* _GIVEN EXERCISE 1_: Can you copy the stretch from "So you were" through "else for a bit?" in the interview on credit ratings word for word?
* _GIVEN EXERCISE 2_: How would the interview on credit ratings go on after its final line? Write the next part.

* _PASSAGE GIVEN_:
*****
So you were there right through the downturn?
Well, I was there for a number of interesting events. Not just downturns. I was there for Enron, I was there for Parmalat, which happened in Italy. I was there during Savings and Loans. Actually, as an analyst, I was there for Executive Life, which was a big insurance company going default. So I had seen the ups and downs of the market, but I will say the credit crisis is something that even I never experienced because it was so national, so deep and affected globally a lot of different players.
Is that part of the reason you wanted to move on and try something else for a bit?
Initially, my thoughts were that I really wanted to make sure that people understood the Standard & Poor’s position and get the concept out there of what a rating is. A rating doesn’t speak to pricing, it doesn’t speak to liquidity: It speaks to credit. And that yes, in hindsight, we probably made some—I would say this across the board for rating agencies and the industry in general—assumptions. The view of the housing market was just blown to pieces because of the national housing crisis and the fact that you had a lot of securitizations that were pools of pools of pools of residential mortgages. I wanted to really make clear, as head of ratings, that while people presupposed that all we did was look at housing appreciation, in fact what rating agencies did was actually stress test it and look at the housing market depreciation. No one thought the housing market was going to continue to grow.
I think what the rating agencies learned was that they had to maintain and make sure that people who participated in the marketplace who used ratings understood what a rating was and what it was not. I think rating agencies have to take ownership in ensuring what the rating speaks to and what it doesn’t speak to and I think investor education was something that everybody learned after the crisis, that you not only had to give really transparent information about how you rate a deal, but you have to include in that a lot of investor education. Albeit, in the structured market initially it was very highly sophisticated investors and then ultimately as the market got larger and larger you had a bunch of pension funds investing in it, and I think it really struck home—literally homes—in that people were caught in a situation where they were personally impacted. It was a perfect storm.
What about commercial deals?
Commercial mortgages and a lot of asset-backed deals actually faired very well in the market. Right now, [the] Dodd Frank [Wall Street Consumer Reform and Protection Act] is approaching—this is my opinion—and it’s a broad swath of regulation that is more ‘one size fits all,’ which is not necessarily the case in the capital markets. What we’re seeing now is different types of regulation, whether it’s from Basel III or some aspect of Dodd Frank, headed in the right direction but [the combination] has unintended consequences. I think that’s why right now you’re seeing some real struggles in the capital markets, and it’s really important that people understand that securitization in and of itself is a very economic way of getting financing to small- and medium-sized businesses. It creates economic growth. That doesn’t say that there not some very questionable structures out there, but the concept of securitization is really around the economics of getting capital into the marketplace to allow for economic growth to happen. Without that you tend to see it not siphon down into the middle classes, or the tertiary and secondary markets.
What does your role at Morningstar Credit Ratings entail?
*****
* _MATERIAL SHOWN_:
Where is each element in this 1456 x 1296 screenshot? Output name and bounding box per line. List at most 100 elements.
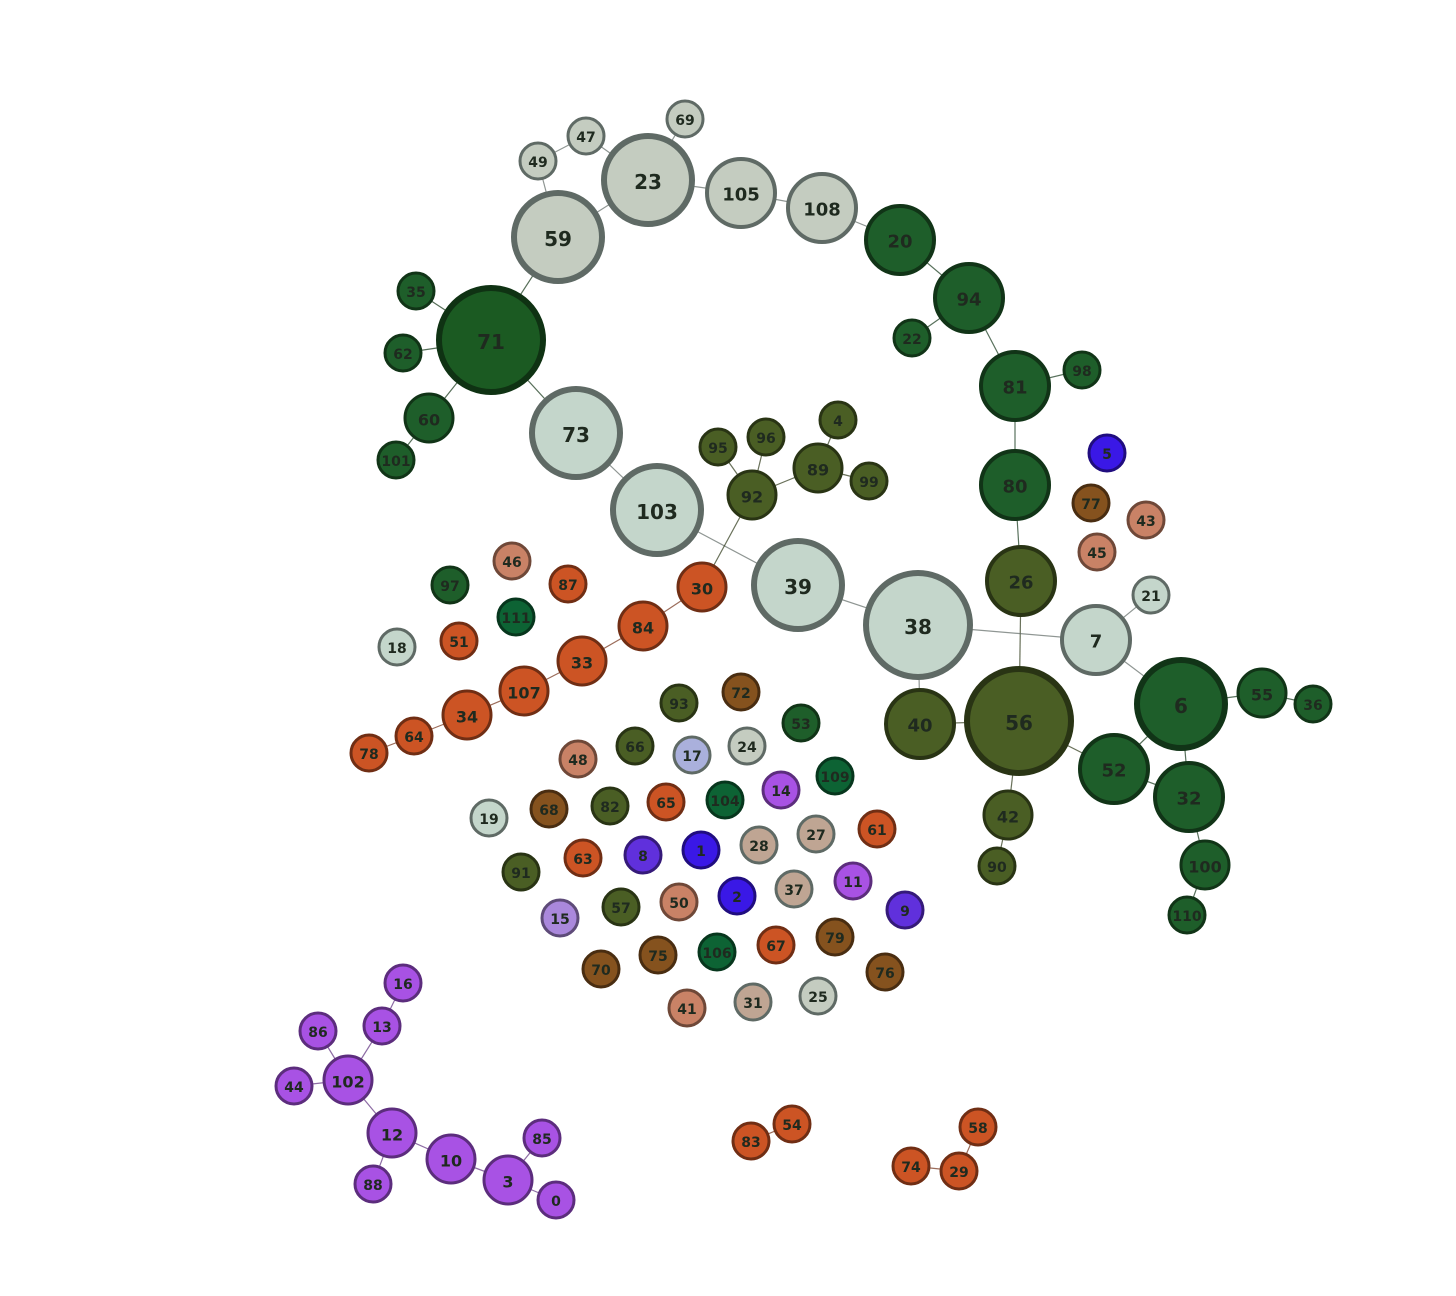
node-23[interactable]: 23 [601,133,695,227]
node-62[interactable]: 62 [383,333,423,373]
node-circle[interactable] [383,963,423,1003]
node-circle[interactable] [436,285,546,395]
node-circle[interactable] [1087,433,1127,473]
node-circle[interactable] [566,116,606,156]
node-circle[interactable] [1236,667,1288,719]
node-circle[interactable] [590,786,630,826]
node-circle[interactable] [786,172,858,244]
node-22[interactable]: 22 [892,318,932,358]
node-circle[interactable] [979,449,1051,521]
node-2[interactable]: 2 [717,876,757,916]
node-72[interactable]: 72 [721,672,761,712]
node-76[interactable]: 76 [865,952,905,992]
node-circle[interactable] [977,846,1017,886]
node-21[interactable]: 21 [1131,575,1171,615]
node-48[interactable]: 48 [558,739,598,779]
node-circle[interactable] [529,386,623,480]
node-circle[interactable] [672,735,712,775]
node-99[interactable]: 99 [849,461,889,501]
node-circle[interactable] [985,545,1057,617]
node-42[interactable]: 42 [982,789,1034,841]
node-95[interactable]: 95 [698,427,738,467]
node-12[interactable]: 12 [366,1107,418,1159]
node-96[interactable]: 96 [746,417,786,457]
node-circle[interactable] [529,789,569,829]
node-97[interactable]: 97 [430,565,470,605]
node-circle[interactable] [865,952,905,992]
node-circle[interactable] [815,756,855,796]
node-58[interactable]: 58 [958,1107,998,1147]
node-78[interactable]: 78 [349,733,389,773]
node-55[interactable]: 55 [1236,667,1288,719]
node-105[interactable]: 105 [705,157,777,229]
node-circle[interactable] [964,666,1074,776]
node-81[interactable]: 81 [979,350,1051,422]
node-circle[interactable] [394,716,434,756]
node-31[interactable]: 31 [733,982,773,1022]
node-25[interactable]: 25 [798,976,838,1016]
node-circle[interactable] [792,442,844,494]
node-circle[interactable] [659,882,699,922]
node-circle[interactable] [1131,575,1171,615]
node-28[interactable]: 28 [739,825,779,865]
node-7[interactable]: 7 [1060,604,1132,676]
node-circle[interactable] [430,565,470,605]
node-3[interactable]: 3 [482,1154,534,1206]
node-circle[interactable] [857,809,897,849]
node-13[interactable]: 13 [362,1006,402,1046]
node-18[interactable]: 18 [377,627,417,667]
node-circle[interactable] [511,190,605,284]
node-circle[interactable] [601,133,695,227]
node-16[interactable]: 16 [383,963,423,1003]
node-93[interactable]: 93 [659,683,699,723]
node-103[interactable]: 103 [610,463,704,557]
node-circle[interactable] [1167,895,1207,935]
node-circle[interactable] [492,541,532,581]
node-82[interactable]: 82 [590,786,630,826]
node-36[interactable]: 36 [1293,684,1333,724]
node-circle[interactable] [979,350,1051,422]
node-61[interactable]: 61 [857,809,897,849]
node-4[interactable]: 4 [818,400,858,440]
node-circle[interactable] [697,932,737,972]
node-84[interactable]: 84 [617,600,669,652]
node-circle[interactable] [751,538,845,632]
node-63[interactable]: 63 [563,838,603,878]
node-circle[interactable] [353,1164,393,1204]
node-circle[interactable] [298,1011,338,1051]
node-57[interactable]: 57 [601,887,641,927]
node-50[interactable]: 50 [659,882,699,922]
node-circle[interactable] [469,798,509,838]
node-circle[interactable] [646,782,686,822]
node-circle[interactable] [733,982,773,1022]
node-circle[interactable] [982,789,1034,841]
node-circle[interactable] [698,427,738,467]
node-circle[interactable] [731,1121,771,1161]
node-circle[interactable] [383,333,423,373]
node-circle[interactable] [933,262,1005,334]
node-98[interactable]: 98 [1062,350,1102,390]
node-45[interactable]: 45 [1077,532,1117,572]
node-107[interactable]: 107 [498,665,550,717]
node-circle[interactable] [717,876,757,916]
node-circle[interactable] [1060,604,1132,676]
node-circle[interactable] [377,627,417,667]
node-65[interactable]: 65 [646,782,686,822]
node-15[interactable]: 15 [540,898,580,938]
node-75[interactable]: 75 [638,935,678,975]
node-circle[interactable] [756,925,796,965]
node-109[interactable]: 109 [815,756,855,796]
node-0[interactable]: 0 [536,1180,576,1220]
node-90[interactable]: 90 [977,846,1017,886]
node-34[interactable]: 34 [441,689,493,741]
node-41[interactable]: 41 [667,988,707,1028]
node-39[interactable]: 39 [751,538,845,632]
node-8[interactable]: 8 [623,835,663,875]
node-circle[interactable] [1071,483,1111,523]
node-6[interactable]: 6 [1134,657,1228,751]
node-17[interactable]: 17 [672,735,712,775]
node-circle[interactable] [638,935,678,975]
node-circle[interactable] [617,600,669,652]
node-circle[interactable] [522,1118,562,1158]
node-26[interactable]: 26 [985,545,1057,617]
*****
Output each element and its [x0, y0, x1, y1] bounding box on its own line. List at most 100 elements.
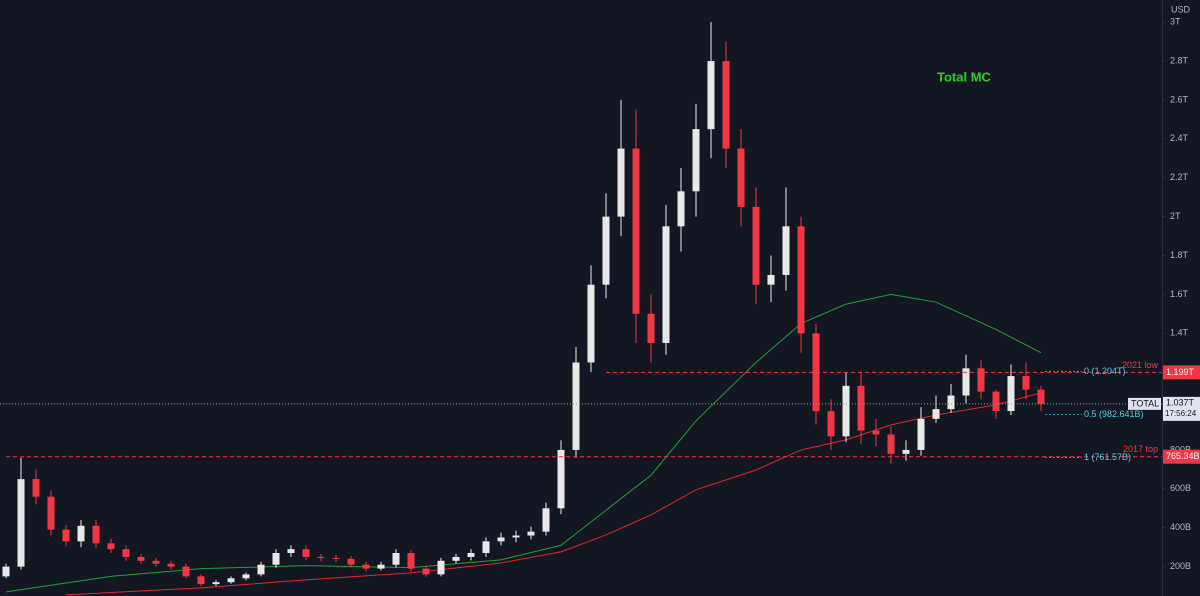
*****
* _WRITTEN ANSWER 1_:
So you were there right through the downturn?
Well, I was there for a number of interesting events. Not just downturns. I was there for Enron, I was there for Parmalat, which happened in Italy. I was there during Savings and Loans. Actually, as an analyst, I was there for Executive Life, which was a big insurance company going default. So I had seen the ups and downs of the market, but I will say the credit crisis is something that even I never experienced because it was so national, so deep and affected globally a lot of different players.
Is that part of the reason you wanted to move on and try something else for a bit?

* _WRITTEN ANSWER 2_:
So I’m the president of Morningstar Credit Ratings, and [the company, formerly Realpoint] was acquired by Morningstar Inc. out of Chicago [in 2010]. It primarily provides different kinds of value-added information so investors can make a good decision on their investments. We have a little bit of a different business model than the rest of Morningstar. We provide the credit ratings, and right now Morningstar Credit Ratings is in structured finance—commercial mortgages, residential mortgages and asset-backed securities and we primarily focus on the U.S. market. Morningstar Inc. has a business called corporate credit research and it’s the umbrella for corporate ratings, financial institution ratings and insurance ratings and we have a draft application in to the [U.S. Securities and Exchange Commission] to expand our purview into corporates and financial institutions, and the NRSRO. The way it works in the United States is you have to get a license for structured finance, you have to get a separate license for corporates, you have to get another license for financial institutions and another license for insurance for it to be considered an NRSRO.
We want to be a full-service nationally recognized statistical rating organization and be able to give a more unique kind of analytics to the marketplace than what had traditionally been dominated by the big three [Standard & Poor’s, Moody’s Investors Service and Fitch Ratings].
Do you have any idea of when that’s going to happen?
It’s really up to the SEC.
What’s your day-to-day schedule like?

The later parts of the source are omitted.